Start of DATA PROVIDED

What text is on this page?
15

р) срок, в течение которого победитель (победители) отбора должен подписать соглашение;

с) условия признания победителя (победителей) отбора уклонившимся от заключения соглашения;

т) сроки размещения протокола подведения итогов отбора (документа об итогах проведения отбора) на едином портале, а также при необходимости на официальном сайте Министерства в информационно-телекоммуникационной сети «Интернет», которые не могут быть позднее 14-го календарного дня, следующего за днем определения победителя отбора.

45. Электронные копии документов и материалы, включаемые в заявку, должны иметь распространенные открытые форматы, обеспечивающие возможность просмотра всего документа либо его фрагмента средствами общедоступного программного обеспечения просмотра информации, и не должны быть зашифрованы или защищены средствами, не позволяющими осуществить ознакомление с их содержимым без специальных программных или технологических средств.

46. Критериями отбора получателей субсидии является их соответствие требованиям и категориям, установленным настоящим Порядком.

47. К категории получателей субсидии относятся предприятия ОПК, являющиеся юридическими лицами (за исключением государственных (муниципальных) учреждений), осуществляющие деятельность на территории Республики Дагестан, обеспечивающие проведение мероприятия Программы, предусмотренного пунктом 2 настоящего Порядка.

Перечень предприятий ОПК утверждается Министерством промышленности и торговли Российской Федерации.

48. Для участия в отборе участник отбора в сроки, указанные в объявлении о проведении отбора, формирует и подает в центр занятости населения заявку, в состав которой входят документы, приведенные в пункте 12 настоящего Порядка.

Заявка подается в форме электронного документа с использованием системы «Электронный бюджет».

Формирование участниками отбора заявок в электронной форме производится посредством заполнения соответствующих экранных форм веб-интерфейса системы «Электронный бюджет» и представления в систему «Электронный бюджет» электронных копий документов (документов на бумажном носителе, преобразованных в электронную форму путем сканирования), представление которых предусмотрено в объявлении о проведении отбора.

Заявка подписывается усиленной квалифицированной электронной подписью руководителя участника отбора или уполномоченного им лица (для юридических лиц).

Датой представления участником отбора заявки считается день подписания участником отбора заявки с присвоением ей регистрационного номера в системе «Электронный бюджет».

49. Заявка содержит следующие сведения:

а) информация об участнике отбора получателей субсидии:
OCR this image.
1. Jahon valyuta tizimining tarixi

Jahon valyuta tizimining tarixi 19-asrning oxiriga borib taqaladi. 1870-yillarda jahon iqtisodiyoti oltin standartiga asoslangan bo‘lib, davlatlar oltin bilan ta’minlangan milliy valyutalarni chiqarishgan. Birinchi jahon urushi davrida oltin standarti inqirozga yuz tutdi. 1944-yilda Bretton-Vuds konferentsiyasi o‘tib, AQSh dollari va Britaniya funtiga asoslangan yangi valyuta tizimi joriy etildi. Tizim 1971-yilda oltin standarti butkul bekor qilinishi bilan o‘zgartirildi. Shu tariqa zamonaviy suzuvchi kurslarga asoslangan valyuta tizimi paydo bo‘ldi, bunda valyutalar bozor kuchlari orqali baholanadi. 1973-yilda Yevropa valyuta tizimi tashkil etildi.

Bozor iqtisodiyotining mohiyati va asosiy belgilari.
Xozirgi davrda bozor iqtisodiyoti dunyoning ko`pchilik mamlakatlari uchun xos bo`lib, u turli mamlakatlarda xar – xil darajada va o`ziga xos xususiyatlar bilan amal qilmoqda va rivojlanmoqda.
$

End of DATA PROVIDED

EXERCISE —
Pick out the lines that have the word "победителя". Copy them all.

ANSWER —
с) условия признания победителя (победителей) отбора уклонившимся от заключения соглашения;
т) сроки размещения протокола подведения итогов отбора (документа об итогах проведения отбора) на едином портале, а также при необходимости на официальном сайте Министерства в информационно-телекоммуникационной сети «Интернет», которые не могут быть позднее 14-го календарного дня, следующего за днем определения победителя отбора.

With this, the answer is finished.